Problem: Look for the string "name" and copy every line that has it.

Material to process:
>> Begin

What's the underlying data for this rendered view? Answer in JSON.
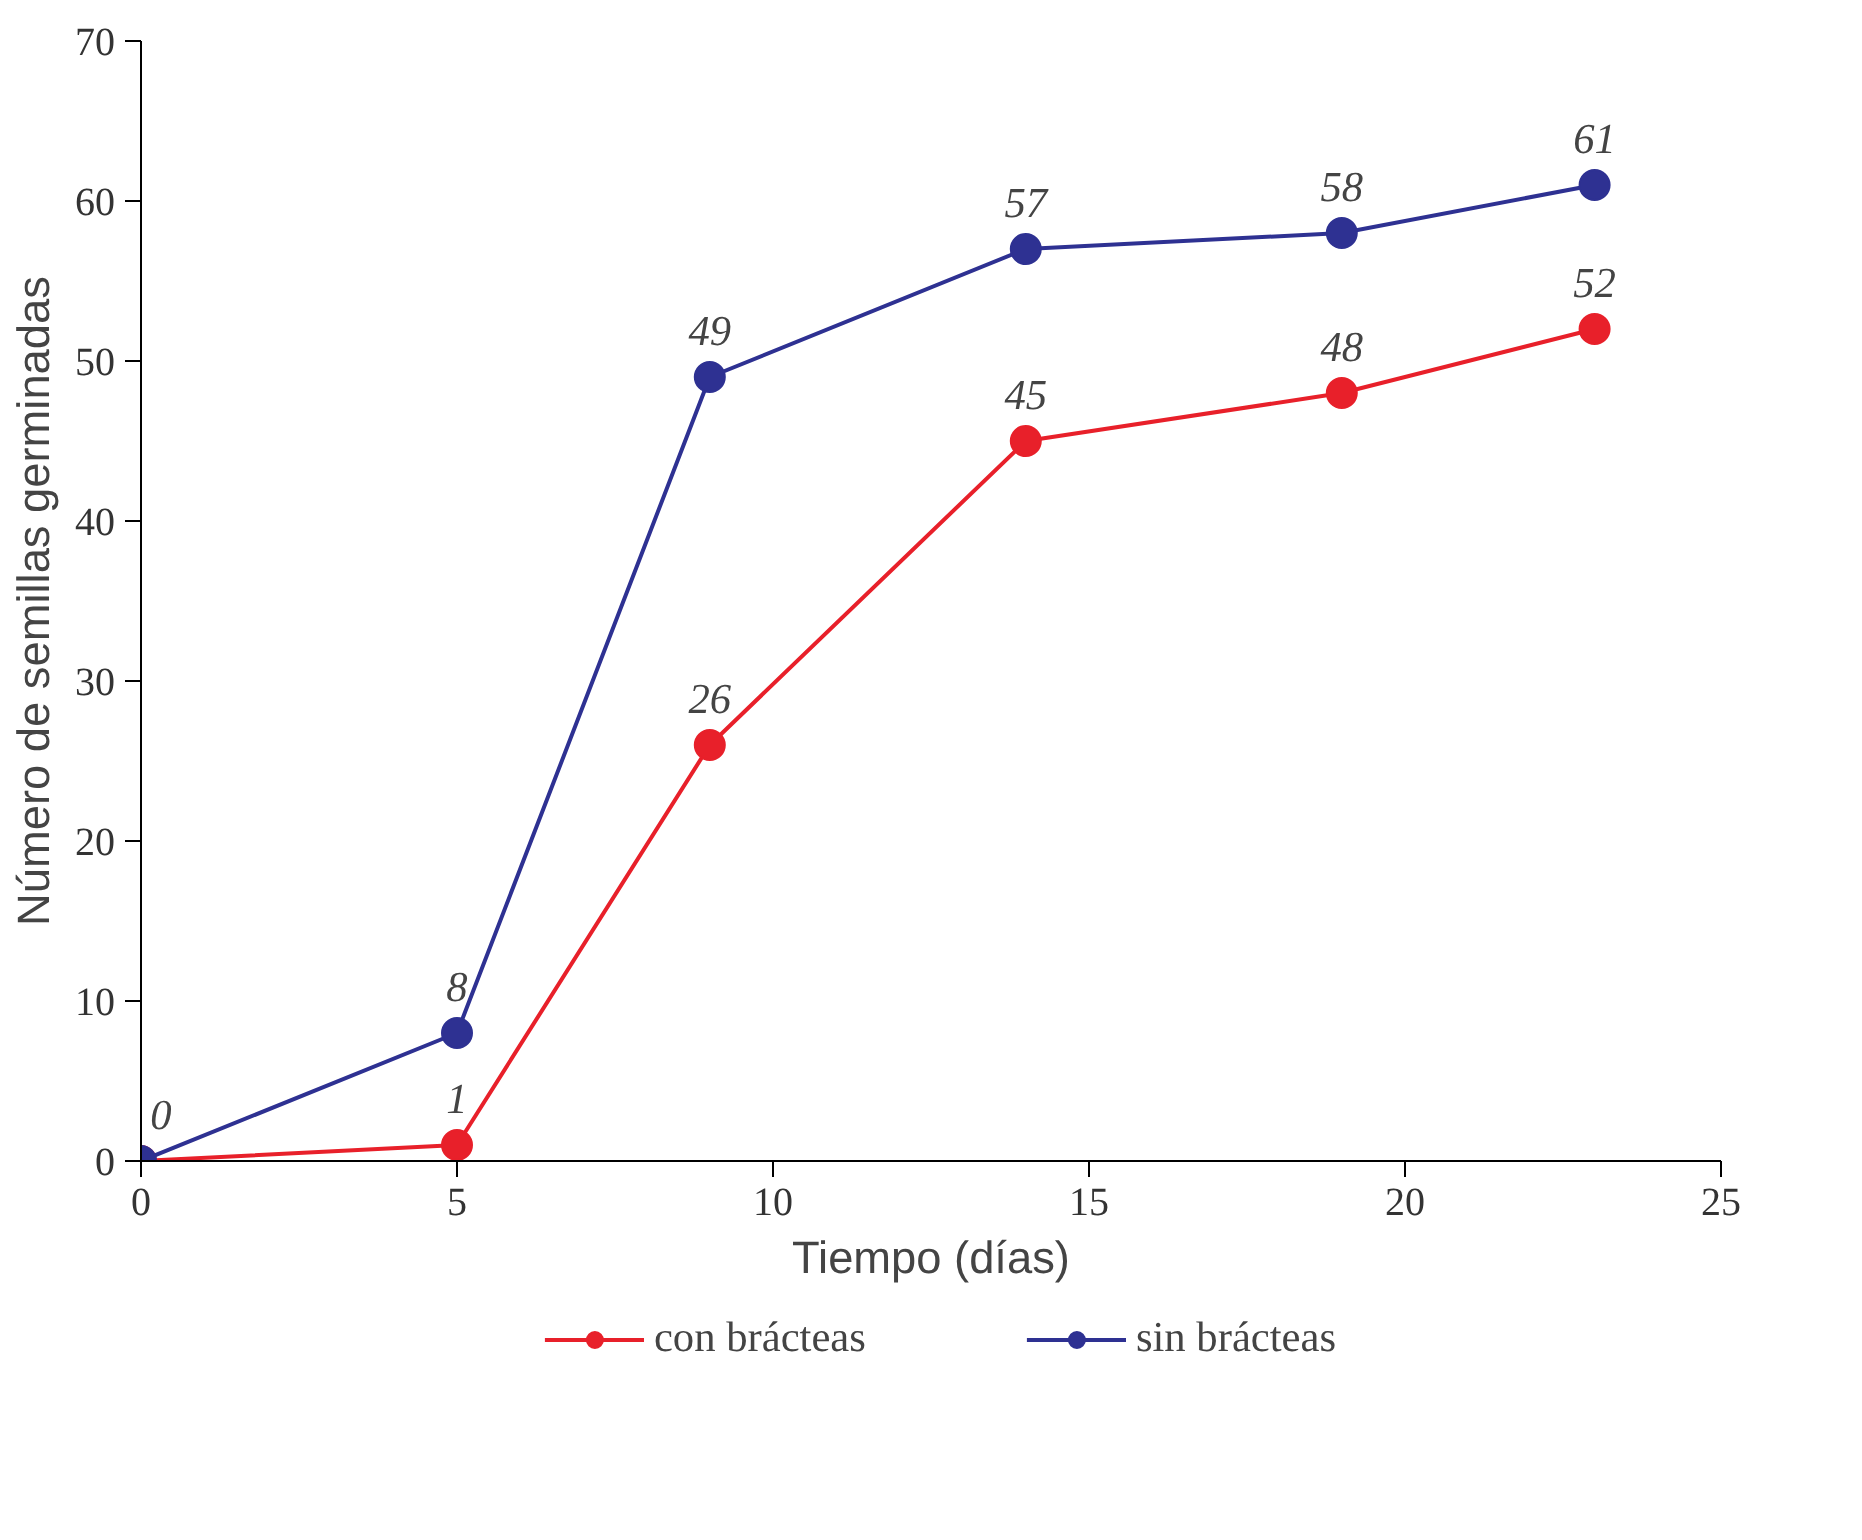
{
  "chart_data": {
    "type": "line",
    "xlabel": "Tiempo (días)",
    "ylabel": "Número de semillas germinadas",
    "x": [
      0,
      5,
      9,
      14,
      19,
      23
    ],
    "series": [
      {
        "name": "con brácteas",
        "color": "#e8202a",
        "values": [
          0,
          1,
          26,
          45,
          48,
          52
        ],
        "value_labels": [
          "0",
          "1",
          "26",
          "45",
          "48",
          "52"
        ]
      },
      {
        "name": "sin brácteas",
        "color": "#2e3192",
        "values": [
          0,
          8,
          49,
          57,
          58,
          61
        ],
        "value_labels": [
          null,
          "8",
          "49",
          "57",
          "58",
          "61"
        ]
      }
    ],
    "xlim": [
      0,
      25
    ],
    "xticks": [
      0,
      5,
      10,
      15,
      20,
      25
    ],
    "ylim": [
      0,
      70
    ],
    "yticks": [
      0,
      10,
      20,
      30,
      40,
      50,
      60,
      70
    ],
    "grid": false,
    "legend": "bottom",
    "marker": "circle",
    "line_style": "solid"
  }
}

>> End

Finished task:
        "name": "con brácteas",
        "name": "sin brácteas",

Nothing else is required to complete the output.